━━━━━ Extracted entries ━━━━━

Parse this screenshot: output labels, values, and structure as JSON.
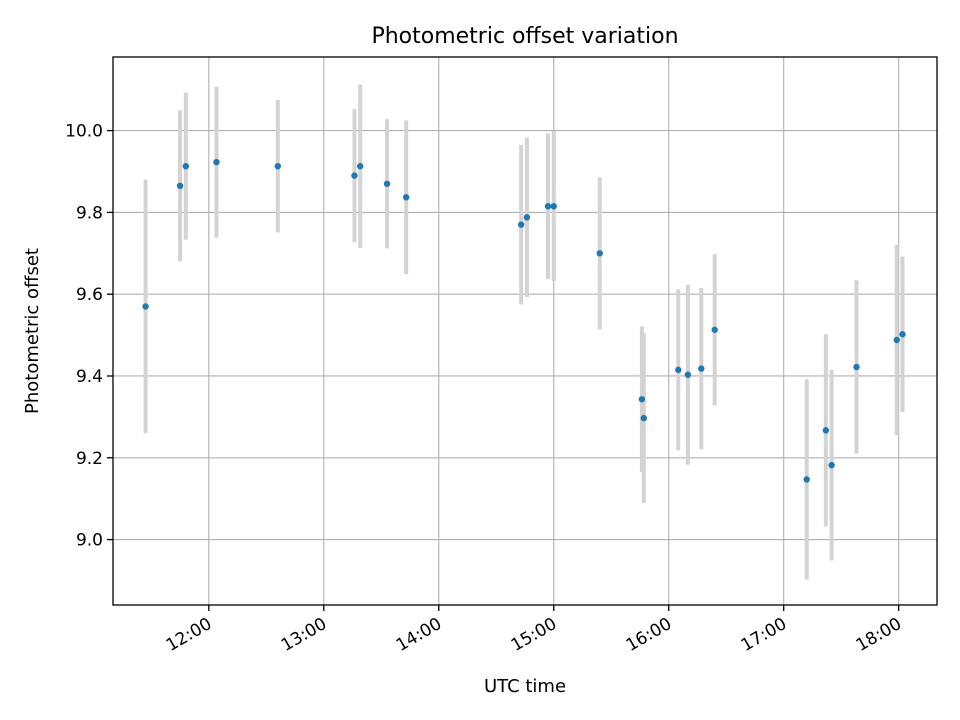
{
  "chart_data": {
    "type": "scatter",
    "title": "Photometric offset variation",
    "xlabel": "UTC time",
    "ylabel": "Photometric offset",
    "x_axis_kind": "time",
    "xlim": [
      "11:10",
      "18:20"
    ],
    "ylim": [
      8.84,
      10.18
    ],
    "x_ticks": [
      "12:00",
      "13:00",
      "14:00",
      "15:00",
      "16:00",
      "17:00",
      "18:00"
    ],
    "y_ticks": [
      "9.0",
      "9.2",
      "9.4",
      "9.6",
      "9.8",
      "10.0"
    ],
    "grid": true,
    "colors": {
      "point": "#1f77b4",
      "error_bar": "#d3d3d3",
      "grid": "#b0b0b0"
    },
    "series": [
      {
        "points": [
          {
            "x": "11:27",
            "y": 9.57,
            "yerr": 0.31
          },
          {
            "x": "11:45",
            "y": 9.865,
            "yerr": 0.185
          },
          {
            "x": "11:48",
            "y": 9.913,
            "yerr": 0.18
          },
          {
            "x": "12:04",
            "y": 9.923,
            "yerr": 0.185
          },
          {
            "x": "12:36",
            "y": 9.913,
            "yerr": 0.162
          },
          {
            "x": "13:16",
            "y": 9.89,
            "yerr": 0.163
          },
          {
            "x": "13:19",
            "y": 9.913,
            "yerr": 0.2
          },
          {
            "x": "13:33",
            "y": 9.87,
            "yerr": 0.158
          },
          {
            "x": "13:43",
            "y": 9.837,
            "yerr": 0.188
          },
          {
            "x": "14:43",
            "y": 9.77,
            "yerr": 0.195
          },
          {
            "x": "14:46",
            "y": 9.788,
            "yerr": 0.195
          },
          {
            "x": "14:57",
            "y": 9.815,
            "yerr": 0.178
          },
          {
            "x": "15:00",
            "y": 9.815,
            "yerr": 0.183
          },
          {
            "x": "15:24",
            "y": 9.7,
            "yerr": 0.186
          },
          {
            "x": "15:46",
            "y": 9.343,
            "yerr": 0.178
          },
          {
            "x": "15:47",
            "y": 9.297,
            "yerr": 0.208
          },
          {
            "x": "16:05",
            "y": 9.415,
            "yerr": 0.197
          },
          {
            "x": "16:10",
            "y": 9.403,
            "yerr": 0.22
          },
          {
            "x": "16:17",
            "y": 9.418,
            "yerr": 0.197
          },
          {
            "x": "16:24",
            "y": 9.513,
            "yerr": 0.185
          },
          {
            "x": "17:12",
            "y": 9.147,
            "yerr": 0.245
          },
          {
            "x": "17:22",
            "y": 9.267,
            "yerr": 0.235
          },
          {
            "x": "17:25",
            "y": 9.182,
            "yerr": 0.233
          },
          {
            "x": "17:38",
            "y": 9.422,
            "yerr": 0.212
          },
          {
            "x": "17:59",
            "y": 9.488,
            "yerr": 0.233
          },
          {
            "x": "18:02",
            "y": 9.502,
            "yerr": 0.19
          }
        ]
      }
    ]
  }
}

━━━━━

**Given exercise:** Every line of the material is to be quoted exactly, with no pictures carried over.

**Full answer:**
Parse this screenshot: output labels, values, and structure as JSON.
{
  "chart_data": {
    "type": "scatter",
    "title": "Photometric offset variation",
    "xlabel": "UTC time",
    "ylabel": "Photometric offset",
    "x_axis_kind": "time",
    "xlim": [
      "11:10",
      "18:20"
    ],
    "ylim": [
      8.84,
      10.18
    ],
    "x_ticks": [
      "12:00",
      "13:00",
      "14:00",
      "15:00",
      "16:00",
      "17:00",
      "18:00"
    ],
    "y_ticks": [
      "9.0",
      "9.2",
      "9.4",
      "9.6",
      "9.8",
      "10.0"
    ],
    "grid": true,
    "colors": {
      "point": "#1f77b4",
      "error_bar": "#d3d3d3",
      "grid": "#b0b0b0"
    },
    "series": [
      {
        "points": [
          {
            "x": "11:27",
            "y": 9.57,
            "yerr": 0.31
          },
          {
            "x": "11:45",
            "y": 9.865,
            "yerr": 0.185
          },
          {
            "x": "11:48",
            "y": 9.913,
            "yerr": 0.18
          },
          {
            "x": "12:04",
            "y": 9.923,
            "yerr": 0.185
          },
          {
            "x": "12:36",
            "y": 9.913,
            "yerr": 0.162
          },
          {
            "x": "13:16",
            "y": 9.89,
            "yerr": 0.163
          },
          {
            "x": "13:19",
            "y": 9.913,
            "yerr": 0.2
          },
          {
            "x": "13:33",
            "y": 9.87,
            "yerr": 0.158
          },
          {
            "x": "13:43",
            "y": 9.837,
            "yerr": 0.188
          },
          {
            "x": "14:43",
            "y": 9.77,
            "yerr": 0.195
          },
          {
            "x": "14:46",
            "y": 9.788,
            "yerr": 0.195
          },
          {
            "x": "14:57",
            "y": 9.815,
            "yerr": 0.178
          },
          {
            "x": "15:00",
            "y": 9.815,
            "yerr": 0.183
          },
          {
            "x": "15:24",
            "y": 9.7,
            "yerr": 0.186
          },
          {
            "x": "15:46",
            "y": 9.343,
            "yerr": 0.178
          },
          {
            "x": "15:47",
            "y": 9.297,
            "yerr": 0.208
          },
          {
            "x": "16:05",
            "y": 9.415,
            "yerr": 0.197
          },
          {
            "x": "16:10",
            "y": 9.403,
            "yerr": 0.22
          },
          {
            "x": "16:17",
            "y": 9.418,
            "yerr": 0.197
          },
          {
            "x": "16:24",
            "y": 9.513,
            "yerr": 0.185
          },
          {
            "x": "17:12",
            "y": 9.147,
            "yerr": 0.245
          },
          {
            "x": "17:22",
            "y": 9.267,
            "yerr": 0.235
          },
          {
            "x": "17:25",
            "y": 9.182,
            "yerr": 0.233
          },
          {
            "x": "17:38",
            "y": 9.422,
            "yerr": 0.212
          },
          {
            "x": "17:59",
            "y": 9.488,
            "yerr": 0.233
          },
          {
            "x": "18:02",
            "y": 9.502,
            "yerr": 0.19
          }
        ]
      }
    ]
  }
}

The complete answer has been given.